(Entries from a dataset)

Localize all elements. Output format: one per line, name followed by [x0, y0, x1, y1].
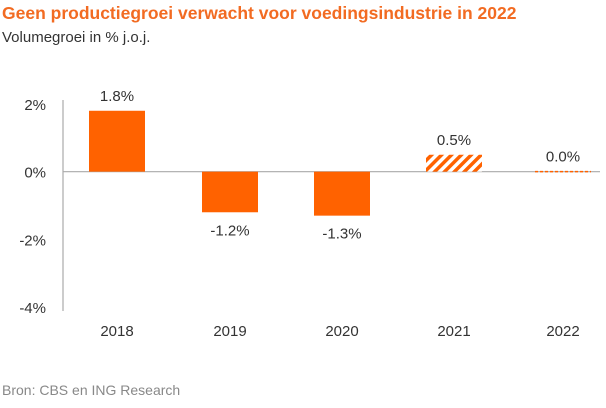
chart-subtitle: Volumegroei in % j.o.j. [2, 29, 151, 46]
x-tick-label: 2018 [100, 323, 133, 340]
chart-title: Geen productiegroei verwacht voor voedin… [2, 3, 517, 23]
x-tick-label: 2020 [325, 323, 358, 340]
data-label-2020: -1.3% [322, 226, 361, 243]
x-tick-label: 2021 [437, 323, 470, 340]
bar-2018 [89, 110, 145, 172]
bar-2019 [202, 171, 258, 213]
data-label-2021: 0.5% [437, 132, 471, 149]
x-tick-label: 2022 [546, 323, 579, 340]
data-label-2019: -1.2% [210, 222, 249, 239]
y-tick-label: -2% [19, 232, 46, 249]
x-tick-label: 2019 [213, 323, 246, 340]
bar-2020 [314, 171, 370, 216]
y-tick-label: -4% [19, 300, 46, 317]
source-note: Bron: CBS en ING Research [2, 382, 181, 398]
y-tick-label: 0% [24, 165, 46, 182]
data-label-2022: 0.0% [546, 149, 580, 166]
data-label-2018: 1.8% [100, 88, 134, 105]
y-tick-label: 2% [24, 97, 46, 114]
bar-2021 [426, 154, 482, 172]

*STATED PROBLEM*
Retype every line of the records above character for character, but leave the pictures out of your answer.

*COMPLETE ANSWER*
Localize all elements. Output format: one per line, name followed by [x0, y0, x1, y1].
chart-subtitle: Volumegroei in % j.o.j. [2, 29, 151, 46]
x-tick-label: 2018 [100, 323, 133, 340]
chart-title: Geen productiegroei verwacht voor voedin… [2, 3, 517, 23]
x-tick-label: 2020 [325, 323, 358, 340]
data-label-2020: -1.3% [322, 226, 361, 243]
x-tick-label: 2021 [437, 323, 470, 340]
bar-2018 [89, 110, 145, 172]
bar-2019 [202, 171, 258, 213]
data-label-2021: 0.5% [437, 132, 471, 149]
x-tick-label: 2022 [546, 323, 579, 340]
data-label-2019: -1.2% [210, 222, 249, 239]
y-tick-label: -2% [19, 232, 46, 249]
x-tick-label: 2019 [213, 323, 246, 340]
bar-2020 [314, 171, 370, 216]
y-tick-label: -4% [19, 300, 46, 317]
source-note: Bron: CBS en ING Research [2, 382, 181, 398]
y-tick-label: 0% [24, 165, 46, 182]
data-label-2022: 0.0% [546, 149, 580, 166]
data-label-2018: 1.8% [100, 88, 134, 105]
y-tick-label: 2% [24, 97, 46, 114]
bar-2021 [426, 154, 482, 172]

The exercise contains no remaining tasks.